[Start of Material for this exercise]

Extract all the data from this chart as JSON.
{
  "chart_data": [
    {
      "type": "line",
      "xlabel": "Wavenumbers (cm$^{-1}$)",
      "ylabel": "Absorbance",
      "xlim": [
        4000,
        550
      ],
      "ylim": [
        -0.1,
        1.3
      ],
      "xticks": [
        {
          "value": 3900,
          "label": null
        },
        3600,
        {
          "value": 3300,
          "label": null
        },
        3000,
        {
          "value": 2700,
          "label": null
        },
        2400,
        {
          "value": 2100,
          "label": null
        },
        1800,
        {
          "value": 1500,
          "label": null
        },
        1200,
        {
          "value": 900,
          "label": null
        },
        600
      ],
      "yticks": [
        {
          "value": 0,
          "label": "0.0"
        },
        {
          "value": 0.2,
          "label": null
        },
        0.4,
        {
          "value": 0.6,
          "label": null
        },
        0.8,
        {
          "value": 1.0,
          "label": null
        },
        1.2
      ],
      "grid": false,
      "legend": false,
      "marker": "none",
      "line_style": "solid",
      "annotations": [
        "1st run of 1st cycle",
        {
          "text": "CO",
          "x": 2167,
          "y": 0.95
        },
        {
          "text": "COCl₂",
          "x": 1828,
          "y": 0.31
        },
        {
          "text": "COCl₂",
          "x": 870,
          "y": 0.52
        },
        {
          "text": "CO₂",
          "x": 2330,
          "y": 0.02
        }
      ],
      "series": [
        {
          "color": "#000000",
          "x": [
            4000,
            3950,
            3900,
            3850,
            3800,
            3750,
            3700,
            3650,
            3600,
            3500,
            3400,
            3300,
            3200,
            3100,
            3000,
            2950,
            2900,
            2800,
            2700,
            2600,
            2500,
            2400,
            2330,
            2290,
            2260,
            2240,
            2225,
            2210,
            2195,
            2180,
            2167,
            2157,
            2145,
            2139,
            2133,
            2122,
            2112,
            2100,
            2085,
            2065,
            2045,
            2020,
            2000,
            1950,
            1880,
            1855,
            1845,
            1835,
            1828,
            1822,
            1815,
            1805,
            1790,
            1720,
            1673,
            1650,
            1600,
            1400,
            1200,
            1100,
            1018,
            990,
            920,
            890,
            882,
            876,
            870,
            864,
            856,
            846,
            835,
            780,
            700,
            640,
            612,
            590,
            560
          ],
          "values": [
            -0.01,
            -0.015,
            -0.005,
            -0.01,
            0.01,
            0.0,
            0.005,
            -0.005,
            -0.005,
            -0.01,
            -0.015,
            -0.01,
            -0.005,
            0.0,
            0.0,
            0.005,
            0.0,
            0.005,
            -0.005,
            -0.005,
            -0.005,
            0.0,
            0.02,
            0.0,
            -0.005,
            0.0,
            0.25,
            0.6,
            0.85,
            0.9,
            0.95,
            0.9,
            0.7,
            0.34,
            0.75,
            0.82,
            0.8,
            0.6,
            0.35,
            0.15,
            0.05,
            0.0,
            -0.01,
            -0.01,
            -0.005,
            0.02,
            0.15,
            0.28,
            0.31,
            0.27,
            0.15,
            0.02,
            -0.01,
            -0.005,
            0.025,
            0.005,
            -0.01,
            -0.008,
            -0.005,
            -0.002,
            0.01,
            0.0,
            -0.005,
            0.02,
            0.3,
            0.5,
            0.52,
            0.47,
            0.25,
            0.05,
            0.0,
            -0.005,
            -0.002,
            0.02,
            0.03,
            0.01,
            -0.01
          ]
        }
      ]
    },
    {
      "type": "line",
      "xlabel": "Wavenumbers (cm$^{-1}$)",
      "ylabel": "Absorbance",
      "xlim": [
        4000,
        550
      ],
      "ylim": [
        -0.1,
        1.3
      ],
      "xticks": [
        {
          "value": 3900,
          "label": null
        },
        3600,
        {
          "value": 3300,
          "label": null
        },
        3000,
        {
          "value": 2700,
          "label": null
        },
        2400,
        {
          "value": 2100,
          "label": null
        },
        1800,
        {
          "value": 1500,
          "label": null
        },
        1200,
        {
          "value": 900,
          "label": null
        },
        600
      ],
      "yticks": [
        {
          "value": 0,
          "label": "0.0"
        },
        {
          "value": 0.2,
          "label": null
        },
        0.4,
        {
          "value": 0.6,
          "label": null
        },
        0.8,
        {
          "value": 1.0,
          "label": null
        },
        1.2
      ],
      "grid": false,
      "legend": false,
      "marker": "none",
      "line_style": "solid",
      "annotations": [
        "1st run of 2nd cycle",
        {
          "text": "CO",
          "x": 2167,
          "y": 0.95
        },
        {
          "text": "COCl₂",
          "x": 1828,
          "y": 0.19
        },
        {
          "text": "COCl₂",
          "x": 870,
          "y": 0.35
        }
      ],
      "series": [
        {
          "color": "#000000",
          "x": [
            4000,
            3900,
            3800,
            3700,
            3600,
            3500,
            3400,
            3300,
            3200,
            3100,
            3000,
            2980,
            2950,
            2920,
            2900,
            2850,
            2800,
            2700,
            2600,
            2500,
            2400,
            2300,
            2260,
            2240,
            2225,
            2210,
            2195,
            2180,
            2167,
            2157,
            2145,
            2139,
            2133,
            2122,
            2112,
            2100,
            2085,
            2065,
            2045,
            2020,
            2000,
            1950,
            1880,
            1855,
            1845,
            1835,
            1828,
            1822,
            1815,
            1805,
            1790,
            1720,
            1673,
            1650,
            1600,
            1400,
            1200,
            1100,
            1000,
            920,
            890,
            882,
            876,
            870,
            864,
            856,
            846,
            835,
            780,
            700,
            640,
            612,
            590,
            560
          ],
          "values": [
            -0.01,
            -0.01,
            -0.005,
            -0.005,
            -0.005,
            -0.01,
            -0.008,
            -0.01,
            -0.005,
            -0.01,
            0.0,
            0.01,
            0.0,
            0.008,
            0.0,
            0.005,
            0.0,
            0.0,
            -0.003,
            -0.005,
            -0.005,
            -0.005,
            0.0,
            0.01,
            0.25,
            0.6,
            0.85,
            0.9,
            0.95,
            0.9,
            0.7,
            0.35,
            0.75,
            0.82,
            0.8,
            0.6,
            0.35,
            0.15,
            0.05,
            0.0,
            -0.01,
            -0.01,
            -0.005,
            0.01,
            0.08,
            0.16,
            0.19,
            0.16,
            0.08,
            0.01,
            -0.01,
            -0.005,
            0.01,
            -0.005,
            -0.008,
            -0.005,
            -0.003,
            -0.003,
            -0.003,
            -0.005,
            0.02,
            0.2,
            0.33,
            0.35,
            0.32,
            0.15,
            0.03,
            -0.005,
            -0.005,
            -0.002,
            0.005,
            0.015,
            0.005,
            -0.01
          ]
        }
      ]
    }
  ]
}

[End of Material for this exercise]

What the exercise asks: Can you give every line above again, exactly as written?

Solution for this task:
Extract all the data from this chart as JSON.
{
  "chart_data": [
    {
      "type": "line",
      "xlabel": "Wavenumbers (cm$^{-1}$)",
      "ylabel": "Absorbance",
      "xlim": [
        4000,
        550
      ],
      "ylim": [
        -0.1,
        1.3
      ],
      "xticks": [
        {
          "value": 3900,
          "label": null
        },
        3600,
        {
          "value": 3300,
          "label": null
        },
        3000,
        {
          "value": 2700,
          "label": null
        },
        2400,
        {
          "value": 2100,
          "label": null
        },
        1800,
        {
          "value": 1500,
          "label": null
        },
        1200,
        {
          "value": 900,
          "label": null
        },
        600
      ],
      "yticks": [
        {
          "value": 0,
          "label": "0.0"
        },
        {
          "value": 0.2,
          "label": null
        },
        0.4,
        {
          "value": 0.6,
          "label": null
        },
        0.8,
        {
          "value": 1.0,
          "label": null
        },
        1.2
      ],
      "grid": false,
      "legend": false,
      "marker": "none",
      "line_style": "solid",
      "annotations": [
        "1st run of 1st cycle",
        {
          "text": "CO",
          "x": 2167,
          "y": 0.95
        },
        {
          "text": "COCl₂",
          "x": 1828,
          "y": 0.31
        },
        {
          "text": "COCl₂",
          "x": 870,
          "y": 0.52
        },
        {
          "text": "CO₂",
          "x": 2330,
          "y": 0.02
        }
      ],
      "series": [
        {
          "color": "#000000",
          "x": [
            4000,
            3950,
            3900,
            3850,
            3800,
            3750,
            3700,
            3650,
            3600,
            3500,
            3400,
            3300,
            3200,
            3100,
            3000,
            2950,
            2900,
            2800,
            2700,
            2600,
            2500,
            2400,
            2330,
            2290,
            2260,
            2240,
            2225,
            2210,
            2195,
            2180,
            2167,
            2157,
            2145,
            2139,
            2133,
            2122,
            2112,
            2100,
            2085,
            2065,
            2045,
            2020,
            2000,
            1950,
            1880,
            1855,
            1845,
            1835,
            1828,
            1822,
            1815,
            1805,
            1790,
            1720,
            1673,
            1650,
            1600,
            1400,
            1200,
            1100,
            1018,
            990,
            920,
            890,
            882,
            876,
            870,
            864,
            856,
            846,
            835,
            780,
            700,
            640,
            612,
            590,
            560
          ],
          "values": [
            -0.01,
            -0.015,
            -0.005,
            -0.01,
            0.01,
            0.0,
            0.005,
            -0.005,
            -0.005,
            -0.01,
            -0.015,
            -0.01,
            -0.005,
            0.0,
            0.0,
            0.005,
            0.0,
            0.005,
            -0.005,
            -0.005,
            -0.005,
            0.0,
            0.02,
            0.0,
            -0.005,
            0.0,
            0.25,
            0.6,
            0.85,
            0.9,
            0.95,
            0.9,
            0.7,
            0.34,
            0.75,
            0.82,
            0.8,
            0.6,
            0.35,
            0.15,
            0.05,
            0.0,
            -0.01,
            -0.01,
            -0.005,
            0.02,
            0.15,
            0.28,
            0.31,
            0.27,
            0.15,
            0.02,
            -0.01,
            -0.005,
            0.025,
            0.005,
            -0.01,
            -0.008,
            -0.005,
            -0.002,
            0.01,
            0.0,
            -0.005,
            0.02,
            0.3,
            0.5,
            0.52,
            0.47,
            0.25,
            0.05,
            0.0,
            -0.005,
            -0.002,
            0.02,
            0.03,
            0.01,
            -0.01
          ]
        }
      ]
    },
    {
      "type": "line",
      "xlabel": "Wavenumbers (cm$^{-1}$)",
      "ylabel": "Absorbance",
      "xlim": [
        4000,
        550
      ],
      "ylim": [
        -0.1,
        1.3
      ],
      "xticks": [
        {
          "value": 3900,
          "label": null
        },
        3600,
        {
          "value": 3300,
          "label": null
        },
        3000,
        {
          "value": 2700,
          "label": null
        },
        2400,
        {
          "value": 2100,
          "label": null
        },
        1800,
        {
          "value": 1500,
          "label": null
        },
        1200,
        {
          "value": 900,
          "label": null
        },
        600
      ],
      "yticks": [
        {
          "value": 0,
          "label": "0.0"
        },
        {
          "value": 0.2,
          "label": null
        },
        0.4,
        {
          "value": 0.6,
          "label": null
        },
        0.8,
        {
          "value": 1.0,
          "label": null
        },
        1.2
      ],
      "grid": false,
      "legend": false,
      "marker": "none",
      "line_style": "solid",
      "annotations": [
        "1st run of 2nd cycle",
        {
          "text": "CO",
          "x": 2167,
          "y": 0.95
        },
        {
          "text": "COCl₂",
          "x": 1828,
          "y": 0.19
        },
        {
          "text": "COCl₂",
          "x": 870,
          "y": 0.35
        }
      ],
      "series": [
        {
          "color": "#000000",
          "x": [
            4000,
            3900,
            3800,
            3700,
            3600,
            3500,
            3400,
            3300,
            3200,
            3100,
            3000,
            2980,
            2950,
            2920,
            2900,
            2850,
            2800,
            2700,
            2600,
            2500,
            2400,
            2300,
            2260,
            2240,
            2225,
            2210,
            2195,
            2180,
            2167,
            2157,
            2145,
            2139,
            2133,
            2122,
            2112,
            2100,
            2085,
            2065,
            2045,
            2020,
            2000,
            1950,
            1880,
            1855,
            1845,
            1835,
            1828,
            1822,
            1815,
            1805,
            1790,
            1720,
            1673,
            1650,
            1600,
            1400,
            1200,
            1100,
            1000,
            920,
            890,
            882,
            876,
            870,
            864,
            856,
            846,
            835,
            780,
            700,
            640,
            612,
            590,
            560
          ],
          "values": [
            -0.01,
            -0.01,
            -0.005,
            -0.005,
            -0.005,
            -0.01,
            -0.008,
            -0.01,
            -0.005,
            -0.01,
            0.0,
            0.01,
            0.0,
            0.008,
            0.0,
            0.005,
            0.0,
            0.0,
            -0.003,
            -0.005,
            -0.005,
            -0.005,
            0.0,
            0.01,
            0.25,
            0.6,
            0.85,
            0.9,
            0.95,
            0.9,
            0.7,
            0.35,
            0.75,
            0.82,
            0.8,
            0.6,
            0.35,
            0.15,
            0.05,
            0.0,
            -0.01,
            -0.01,
            -0.005,
            0.01,
            0.08,
            0.16,
            0.19,
            0.16,
            0.08,
            0.01,
            -0.01,
            -0.005,
            0.01,
            -0.005,
            -0.008,
            -0.005,
            -0.003,
            -0.003,
            -0.003,
            -0.005,
            0.02,
            0.2,
            0.33,
            0.35,
            0.32,
            0.15,
            0.03,
            -0.005,
            -0.005,
            -0.002,
            0.005,
            0.015,
            0.005,
            -0.01
          ]
        }
      ]
    }
  ]
}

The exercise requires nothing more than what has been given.